• _Set task_: Copy out everything in the items below from the very first line down through the line containing "contact-name: WOODLAND PLAY", both included.

## start Extracted information

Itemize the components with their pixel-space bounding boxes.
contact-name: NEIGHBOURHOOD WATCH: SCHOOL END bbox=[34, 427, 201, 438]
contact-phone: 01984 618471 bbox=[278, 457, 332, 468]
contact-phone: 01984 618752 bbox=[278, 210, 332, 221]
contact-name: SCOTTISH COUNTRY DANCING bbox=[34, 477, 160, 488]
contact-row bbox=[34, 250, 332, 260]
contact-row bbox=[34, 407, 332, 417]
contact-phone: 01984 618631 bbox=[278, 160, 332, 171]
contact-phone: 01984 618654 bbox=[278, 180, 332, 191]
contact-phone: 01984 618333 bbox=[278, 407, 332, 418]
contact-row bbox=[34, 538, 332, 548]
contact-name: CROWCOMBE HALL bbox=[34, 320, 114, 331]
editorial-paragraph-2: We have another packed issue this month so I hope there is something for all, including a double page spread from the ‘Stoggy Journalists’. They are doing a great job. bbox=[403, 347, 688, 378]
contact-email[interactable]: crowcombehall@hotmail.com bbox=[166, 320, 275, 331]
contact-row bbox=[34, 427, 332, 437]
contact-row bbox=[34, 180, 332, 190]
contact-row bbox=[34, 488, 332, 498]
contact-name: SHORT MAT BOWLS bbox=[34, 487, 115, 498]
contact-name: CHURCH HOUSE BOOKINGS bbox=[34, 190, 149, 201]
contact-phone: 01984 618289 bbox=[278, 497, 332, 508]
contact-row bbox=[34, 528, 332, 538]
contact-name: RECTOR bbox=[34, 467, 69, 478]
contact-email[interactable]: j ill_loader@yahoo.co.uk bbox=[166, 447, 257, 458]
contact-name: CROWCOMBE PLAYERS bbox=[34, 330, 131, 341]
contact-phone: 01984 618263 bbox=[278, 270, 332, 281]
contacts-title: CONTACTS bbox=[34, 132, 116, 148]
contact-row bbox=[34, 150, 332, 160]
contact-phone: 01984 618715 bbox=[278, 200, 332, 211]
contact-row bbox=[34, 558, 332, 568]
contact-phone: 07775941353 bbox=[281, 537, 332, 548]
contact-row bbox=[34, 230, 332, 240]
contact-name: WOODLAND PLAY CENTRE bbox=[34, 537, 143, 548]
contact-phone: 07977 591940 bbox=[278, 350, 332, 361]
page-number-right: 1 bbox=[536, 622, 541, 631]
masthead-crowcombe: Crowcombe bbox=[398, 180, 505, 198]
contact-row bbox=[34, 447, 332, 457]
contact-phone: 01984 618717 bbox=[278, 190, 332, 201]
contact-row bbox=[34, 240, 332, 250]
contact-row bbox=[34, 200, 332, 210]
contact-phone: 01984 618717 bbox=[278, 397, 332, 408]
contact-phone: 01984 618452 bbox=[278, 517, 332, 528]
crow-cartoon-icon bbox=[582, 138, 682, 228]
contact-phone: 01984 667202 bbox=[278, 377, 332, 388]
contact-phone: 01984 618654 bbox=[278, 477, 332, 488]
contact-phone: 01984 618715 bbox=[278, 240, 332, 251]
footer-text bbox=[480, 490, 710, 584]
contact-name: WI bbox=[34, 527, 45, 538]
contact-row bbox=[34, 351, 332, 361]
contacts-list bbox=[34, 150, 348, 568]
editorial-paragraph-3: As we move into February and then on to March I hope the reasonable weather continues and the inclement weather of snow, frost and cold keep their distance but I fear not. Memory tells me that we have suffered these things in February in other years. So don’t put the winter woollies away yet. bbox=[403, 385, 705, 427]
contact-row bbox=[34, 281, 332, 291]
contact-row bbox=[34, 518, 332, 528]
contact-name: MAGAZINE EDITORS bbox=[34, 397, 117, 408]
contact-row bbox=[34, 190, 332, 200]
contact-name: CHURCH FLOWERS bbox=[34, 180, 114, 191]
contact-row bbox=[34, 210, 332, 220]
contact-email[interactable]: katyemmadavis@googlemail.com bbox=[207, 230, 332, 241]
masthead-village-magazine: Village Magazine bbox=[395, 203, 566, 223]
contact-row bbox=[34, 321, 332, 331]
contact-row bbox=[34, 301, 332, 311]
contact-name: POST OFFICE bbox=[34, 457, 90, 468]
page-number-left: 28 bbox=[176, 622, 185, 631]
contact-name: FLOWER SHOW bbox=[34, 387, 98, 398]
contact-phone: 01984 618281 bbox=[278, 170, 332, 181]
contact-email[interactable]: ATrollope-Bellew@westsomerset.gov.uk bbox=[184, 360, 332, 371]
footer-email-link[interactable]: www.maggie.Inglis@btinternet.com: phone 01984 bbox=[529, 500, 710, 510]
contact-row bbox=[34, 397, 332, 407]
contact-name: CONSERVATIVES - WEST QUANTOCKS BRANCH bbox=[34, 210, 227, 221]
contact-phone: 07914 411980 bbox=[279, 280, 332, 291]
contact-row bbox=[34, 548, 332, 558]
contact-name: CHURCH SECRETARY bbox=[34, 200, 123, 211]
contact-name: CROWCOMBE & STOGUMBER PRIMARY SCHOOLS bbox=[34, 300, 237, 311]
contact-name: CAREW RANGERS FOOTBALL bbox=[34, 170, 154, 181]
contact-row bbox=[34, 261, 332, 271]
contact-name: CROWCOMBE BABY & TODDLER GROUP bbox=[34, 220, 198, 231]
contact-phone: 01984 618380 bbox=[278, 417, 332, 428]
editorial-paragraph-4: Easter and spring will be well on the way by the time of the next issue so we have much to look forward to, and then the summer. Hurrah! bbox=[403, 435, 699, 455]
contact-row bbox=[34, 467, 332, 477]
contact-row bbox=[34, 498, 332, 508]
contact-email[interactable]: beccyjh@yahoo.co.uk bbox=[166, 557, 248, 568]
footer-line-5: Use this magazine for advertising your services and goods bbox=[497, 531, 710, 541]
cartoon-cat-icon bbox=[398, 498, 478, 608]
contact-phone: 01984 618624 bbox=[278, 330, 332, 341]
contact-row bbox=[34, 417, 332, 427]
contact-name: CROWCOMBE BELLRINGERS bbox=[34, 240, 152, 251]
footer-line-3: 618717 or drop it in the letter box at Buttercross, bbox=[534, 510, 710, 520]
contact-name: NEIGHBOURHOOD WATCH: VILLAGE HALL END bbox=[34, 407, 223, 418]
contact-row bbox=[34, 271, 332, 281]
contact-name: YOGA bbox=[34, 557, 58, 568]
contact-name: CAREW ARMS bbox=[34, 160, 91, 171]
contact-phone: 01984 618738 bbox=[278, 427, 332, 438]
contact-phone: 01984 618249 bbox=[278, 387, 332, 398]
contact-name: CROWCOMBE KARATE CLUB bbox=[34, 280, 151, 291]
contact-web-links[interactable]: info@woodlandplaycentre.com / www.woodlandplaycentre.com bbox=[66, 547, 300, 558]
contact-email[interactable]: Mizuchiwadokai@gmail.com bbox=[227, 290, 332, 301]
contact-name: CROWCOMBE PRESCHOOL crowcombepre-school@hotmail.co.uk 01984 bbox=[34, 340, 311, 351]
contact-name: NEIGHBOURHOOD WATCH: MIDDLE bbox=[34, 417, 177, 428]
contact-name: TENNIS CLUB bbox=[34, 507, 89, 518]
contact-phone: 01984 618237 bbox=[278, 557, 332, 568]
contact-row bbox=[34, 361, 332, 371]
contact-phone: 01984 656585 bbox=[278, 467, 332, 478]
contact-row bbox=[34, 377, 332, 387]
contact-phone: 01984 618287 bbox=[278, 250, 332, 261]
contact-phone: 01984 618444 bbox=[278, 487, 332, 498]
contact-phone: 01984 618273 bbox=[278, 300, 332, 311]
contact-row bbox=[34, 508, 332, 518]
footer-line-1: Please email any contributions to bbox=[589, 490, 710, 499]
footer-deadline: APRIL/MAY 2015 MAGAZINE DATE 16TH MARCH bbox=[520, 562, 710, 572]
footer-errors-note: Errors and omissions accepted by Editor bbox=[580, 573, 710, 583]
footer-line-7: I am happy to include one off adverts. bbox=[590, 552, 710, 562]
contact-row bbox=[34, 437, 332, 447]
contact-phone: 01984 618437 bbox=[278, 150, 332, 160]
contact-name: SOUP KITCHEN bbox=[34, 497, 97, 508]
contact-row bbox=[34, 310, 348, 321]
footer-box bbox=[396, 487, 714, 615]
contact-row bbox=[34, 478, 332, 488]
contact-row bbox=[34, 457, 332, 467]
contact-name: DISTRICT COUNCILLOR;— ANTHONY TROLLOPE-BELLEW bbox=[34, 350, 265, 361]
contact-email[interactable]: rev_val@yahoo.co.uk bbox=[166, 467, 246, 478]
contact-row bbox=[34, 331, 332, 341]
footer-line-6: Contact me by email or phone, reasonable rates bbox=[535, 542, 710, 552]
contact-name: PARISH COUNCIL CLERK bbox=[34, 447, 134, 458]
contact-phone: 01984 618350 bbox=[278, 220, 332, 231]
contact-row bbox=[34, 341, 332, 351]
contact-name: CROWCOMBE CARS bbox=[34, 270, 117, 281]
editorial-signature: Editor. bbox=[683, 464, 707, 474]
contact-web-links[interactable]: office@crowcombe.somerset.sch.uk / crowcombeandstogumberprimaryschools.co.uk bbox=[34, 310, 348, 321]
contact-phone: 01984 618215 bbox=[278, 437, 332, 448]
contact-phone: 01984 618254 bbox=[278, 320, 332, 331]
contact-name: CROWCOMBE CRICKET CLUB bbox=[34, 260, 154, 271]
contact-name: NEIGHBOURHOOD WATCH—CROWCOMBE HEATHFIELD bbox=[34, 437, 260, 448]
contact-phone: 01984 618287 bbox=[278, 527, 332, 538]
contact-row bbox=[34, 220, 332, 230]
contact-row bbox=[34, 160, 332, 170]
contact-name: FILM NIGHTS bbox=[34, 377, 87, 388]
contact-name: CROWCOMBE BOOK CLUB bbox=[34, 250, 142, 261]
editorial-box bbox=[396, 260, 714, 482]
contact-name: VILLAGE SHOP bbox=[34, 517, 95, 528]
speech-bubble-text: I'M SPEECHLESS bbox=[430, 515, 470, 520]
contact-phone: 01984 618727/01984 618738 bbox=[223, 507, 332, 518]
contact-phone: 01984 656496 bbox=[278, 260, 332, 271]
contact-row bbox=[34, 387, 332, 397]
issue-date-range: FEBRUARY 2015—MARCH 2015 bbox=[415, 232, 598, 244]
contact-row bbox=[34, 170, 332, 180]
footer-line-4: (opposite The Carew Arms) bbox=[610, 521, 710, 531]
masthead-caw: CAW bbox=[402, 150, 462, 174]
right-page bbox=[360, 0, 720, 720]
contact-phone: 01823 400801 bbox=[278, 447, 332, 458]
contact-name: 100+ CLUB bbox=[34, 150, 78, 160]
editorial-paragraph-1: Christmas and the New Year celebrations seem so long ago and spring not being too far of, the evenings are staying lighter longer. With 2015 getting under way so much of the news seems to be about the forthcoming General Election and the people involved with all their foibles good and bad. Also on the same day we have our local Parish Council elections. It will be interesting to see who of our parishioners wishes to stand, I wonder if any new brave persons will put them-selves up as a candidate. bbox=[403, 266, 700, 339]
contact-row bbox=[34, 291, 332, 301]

## end Extracted information

• _Full answer_:
Itemize the components with their pixel-space bounding boxes.
contact-name: NEIGHBOURHOOD WATCH: SCHOOL END bbox=[34, 427, 201, 438]
contact-phone: 01984 618471 bbox=[278, 457, 332, 468]
contact-phone: 01984 618752 bbox=[278, 210, 332, 221]
contact-name: SCOTTISH COUNTRY DANCING bbox=[34, 477, 160, 488]
contact-row bbox=[34, 250, 332, 260]
contact-row bbox=[34, 407, 332, 417]
contact-phone: 01984 618631 bbox=[278, 160, 332, 171]
contact-phone: 01984 618654 bbox=[278, 180, 332, 191]
contact-phone: 01984 618333 bbox=[278, 407, 332, 418]
contact-row bbox=[34, 538, 332, 548]
contact-name: CROWCOMBE HALL bbox=[34, 320, 114, 331]
editorial-paragraph-2: We have another packed issue this month so I hope there is something for all, including a double page spread from the ‘Stoggy Journalists’. They are doing a great job. bbox=[403, 347, 688, 378]
contact-email[interactable]: crowcombehall@hotmail.com bbox=[166, 320, 275, 331]
contact-row bbox=[34, 427, 332, 437]
contact-row bbox=[34, 180, 332, 190]
contact-row bbox=[34, 488, 332, 498]
contact-name: SHORT MAT BOWLS bbox=[34, 487, 115, 498]
contact-name: CHURCH HOUSE BOOKINGS bbox=[34, 190, 149, 201]
contact-phone: 01984 618289 bbox=[278, 497, 332, 508]
contact-row bbox=[34, 528, 332, 538]
contact-name: RECTOR bbox=[34, 467, 69, 478]
contact-email[interactable]: j ill_loader@yahoo.co.uk bbox=[166, 447, 257, 458]
contact-name: CROWCOMBE PLAYERS bbox=[34, 330, 131, 341]
contact-phone: 01984 618263 bbox=[278, 270, 332, 281]
contacts-title: CONTACTS bbox=[34, 132, 116, 148]
contact-row bbox=[34, 150, 332, 160]
contact-phone: 01984 618715 bbox=[278, 200, 332, 211]
contact-row bbox=[34, 558, 332, 568]
contact-phone: 07775941353 bbox=[281, 537, 332, 548]
contact-row bbox=[34, 230, 332, 240]
contact-name: WOODLAND PLAY CENTRE bbox=[34, 537, 143, 548]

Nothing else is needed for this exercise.